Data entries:
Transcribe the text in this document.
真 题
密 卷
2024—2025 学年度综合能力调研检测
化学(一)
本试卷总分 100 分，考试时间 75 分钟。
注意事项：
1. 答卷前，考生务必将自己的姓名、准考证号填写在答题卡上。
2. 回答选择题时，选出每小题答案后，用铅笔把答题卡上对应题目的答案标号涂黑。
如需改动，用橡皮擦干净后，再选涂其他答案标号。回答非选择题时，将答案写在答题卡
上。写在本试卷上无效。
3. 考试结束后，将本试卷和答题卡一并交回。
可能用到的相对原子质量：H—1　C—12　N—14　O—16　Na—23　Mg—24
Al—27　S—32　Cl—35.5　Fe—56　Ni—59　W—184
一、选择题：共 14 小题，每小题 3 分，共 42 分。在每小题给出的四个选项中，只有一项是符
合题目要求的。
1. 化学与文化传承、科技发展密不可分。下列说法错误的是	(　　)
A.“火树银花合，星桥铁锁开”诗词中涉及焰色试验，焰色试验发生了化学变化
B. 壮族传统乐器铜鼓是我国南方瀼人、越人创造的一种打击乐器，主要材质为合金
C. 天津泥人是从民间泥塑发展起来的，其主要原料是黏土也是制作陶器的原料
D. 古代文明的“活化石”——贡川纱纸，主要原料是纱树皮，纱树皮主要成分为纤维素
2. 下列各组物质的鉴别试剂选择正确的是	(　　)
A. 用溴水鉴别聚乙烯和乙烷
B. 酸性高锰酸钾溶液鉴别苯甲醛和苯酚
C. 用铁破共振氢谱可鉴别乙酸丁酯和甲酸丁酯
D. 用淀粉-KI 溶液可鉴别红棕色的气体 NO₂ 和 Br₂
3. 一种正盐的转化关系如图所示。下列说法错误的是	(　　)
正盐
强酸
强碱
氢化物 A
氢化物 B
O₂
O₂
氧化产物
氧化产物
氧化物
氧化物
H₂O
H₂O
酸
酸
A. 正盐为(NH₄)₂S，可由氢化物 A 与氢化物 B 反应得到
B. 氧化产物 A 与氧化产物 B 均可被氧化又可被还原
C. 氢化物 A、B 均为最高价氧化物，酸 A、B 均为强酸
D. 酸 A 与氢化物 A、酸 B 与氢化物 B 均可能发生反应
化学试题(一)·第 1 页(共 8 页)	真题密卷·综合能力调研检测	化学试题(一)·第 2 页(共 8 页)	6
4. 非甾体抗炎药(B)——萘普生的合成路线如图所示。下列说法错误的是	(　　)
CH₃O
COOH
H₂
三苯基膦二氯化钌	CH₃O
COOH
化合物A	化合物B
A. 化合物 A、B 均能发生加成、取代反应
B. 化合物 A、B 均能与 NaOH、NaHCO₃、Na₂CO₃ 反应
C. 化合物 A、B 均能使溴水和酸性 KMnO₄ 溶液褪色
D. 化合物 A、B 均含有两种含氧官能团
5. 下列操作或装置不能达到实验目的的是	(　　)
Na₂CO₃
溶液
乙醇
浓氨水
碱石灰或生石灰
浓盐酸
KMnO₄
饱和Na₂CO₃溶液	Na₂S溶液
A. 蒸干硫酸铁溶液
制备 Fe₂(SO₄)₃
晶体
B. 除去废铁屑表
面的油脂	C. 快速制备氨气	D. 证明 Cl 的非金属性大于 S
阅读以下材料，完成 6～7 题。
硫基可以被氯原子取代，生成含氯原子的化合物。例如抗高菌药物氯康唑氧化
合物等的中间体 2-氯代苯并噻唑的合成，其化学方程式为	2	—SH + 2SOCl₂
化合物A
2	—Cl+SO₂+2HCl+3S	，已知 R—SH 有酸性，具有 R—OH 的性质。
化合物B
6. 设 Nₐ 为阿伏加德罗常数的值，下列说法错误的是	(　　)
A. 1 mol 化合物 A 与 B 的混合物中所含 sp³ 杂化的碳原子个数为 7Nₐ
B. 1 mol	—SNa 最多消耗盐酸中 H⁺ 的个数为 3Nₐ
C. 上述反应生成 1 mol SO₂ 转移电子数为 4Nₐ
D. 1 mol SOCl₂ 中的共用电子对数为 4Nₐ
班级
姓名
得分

**Task to carry out**
All of the lines above need to be given again exactly.

**The completed task**
Transcribe the text in this document.
真 题
密 卷
2024—2025 学年度综合能力调研检测
化学(一)
本试卷总分 100 分，考试时间 75 分钟。
注意事项：
1. 答卷前，考生务必将自己的姓名、准考证号填写在答题卡上。
2. 回答选择题时，选出每小题答案后，用铅笔把答题卡上对应题目的答案标号涂黑。
如需改动，用橡皮擦干净后，再选涂其他答案标号。回答非选择题时，将答案写在答题卡
上。写在本试卷上无效。
3. 考试结束后，将本试卷和答题卡一并交回。
可能用到的相对原子质量：H—1　C—12　N—14　O—16　Na—23　Mg—24
Al—27　S—32　Cl—35.5　Fe—56　Ni—59　W—184
一、选择题：共 14 小题，每小题 3 分，共 42 分。在每小题给出的四个选项中，只有一项是符
合题目要求的。
1. 化学与文化传承、科技发展密不可分。下列说法错误的是	(　　)
A.“火树银花合，星桥铁锁开”诗词中涉及焰色试验，焰色试验发生了化学变化
B. 壮族传统乐器铜鼓是我国南方瀼人、越人创造的一种打击乐器，主要材质为合金
C. 天津泥人是从民间泥塑发展起来的，其主要原料是黏土也是制作陶器的原料
D. 古代文明的“活化石”——贡川纱纸，主要原料是纱树皮，纱树皮主要成分为纤维素
2. 下列各组物质的鉴别试剂选择正确的是	(　　)
A. 用溴水鉴别聚乙烯和乙烷
B. 酸性高锰酸钾溶液鉴别苯甲醛和苯酚
C. 用铁破共振氢谱可鉴别乙酸丁酯和甲酸丁酯
D. 用淀粉-KI 溶液可鉴别红棕色的气体 NO₂ 和 Br₂
3. 一种正盐的转化关系如图所示。下列说法错误的是	(　　)
正盐
强酸
强碱
氢化物 A
氢化物 B
O₂
O₂
氧化产物
氧化产物
氧化物
氧化物
H₂O
H₂O
酸
酸
A. 正盐为(NH₄)₂S，可由氢化物 A 与氢化物 B 反应得到
B. 氧化产物 A 与氧化产物 B 均可被氧化又可被还原
C. 氢化物 A、B 均为最高价氧化物，酸 A、B 均为强酸
D. 酸 A 与氢化物 A、酸 B 与氢化物 B 均可能发生反应
化学试题(一)·第 1 页(共 8 页)	真题密卷·综合能力调研检测	化学试题(一)·第 2 页(共 8 页)	6
4. 非甾体抗炎药(B)——萘普生的合成路线如图所示。下列说法错误的是	(　　)
CH₃O
COOH
H₂
三苯基膦二氯化钌	CH₃O
COOH
化合物A	化合物B
A. 化合物 A、B 均能发生加成、取代反应
B. 化合物 A、B 均能与 NaOH、NaHCO₃、Na₂CO₃ 反应
C. 化合物 A、B 均能使溴水和酸性 KMnO₄ 溶液褪色
D. 化合物 A、B 均含有两种含氧官能团
5. 下列操作或装置不能达到实验目的的是	(　　)
Na₂CO₃
溶液
乙醇
浓氨水
碱石灰或生石灰
浓盐酸
KMnO₄
饱和Na₂CO₃溶液	Na₂S溶液
A. 蒸干硫酸铁溶液
制备 Fe₂(SO₄)₃
晶体
B. 除去废铁屑表
面的油脂	C. 快速制备氨气	D. 证明 Cl 的非金属性大于 S
阅读以下材料，完成 6～7 题。
硫基可以被氯原子取代，生成含氯原子的化合物。例如抗高菌药物氯康唑氧化
合物等的中间体 2-氯代苯并噻唑的合成，其化学方程式为	2	—SH + 2SOCl₂
化合物A
2	—Cl+SO₂+2HCl+3S	，已知 R—SH 有酸性，具有 R—OH 的性质。
化合物B
6. 设 Nₐ 为阿伏加德罗常数的值，下列说法错误的是	(　　)
A. 1 mol 化合物 A 与 B 的混合物中所含 sp³ 杂化的碳原子个数为 7Nₐ
B. 1 mol	—SNa 最多消耗盐酸中 H⁺ 的个数为 3Nₐ
C. 上述反应生成 1 mol SO₂ 转移电子数为 4Nₐ
D. 1 mol SOCl₂ 中的共用电子对数为 4Nₐ
班级
姓名
得分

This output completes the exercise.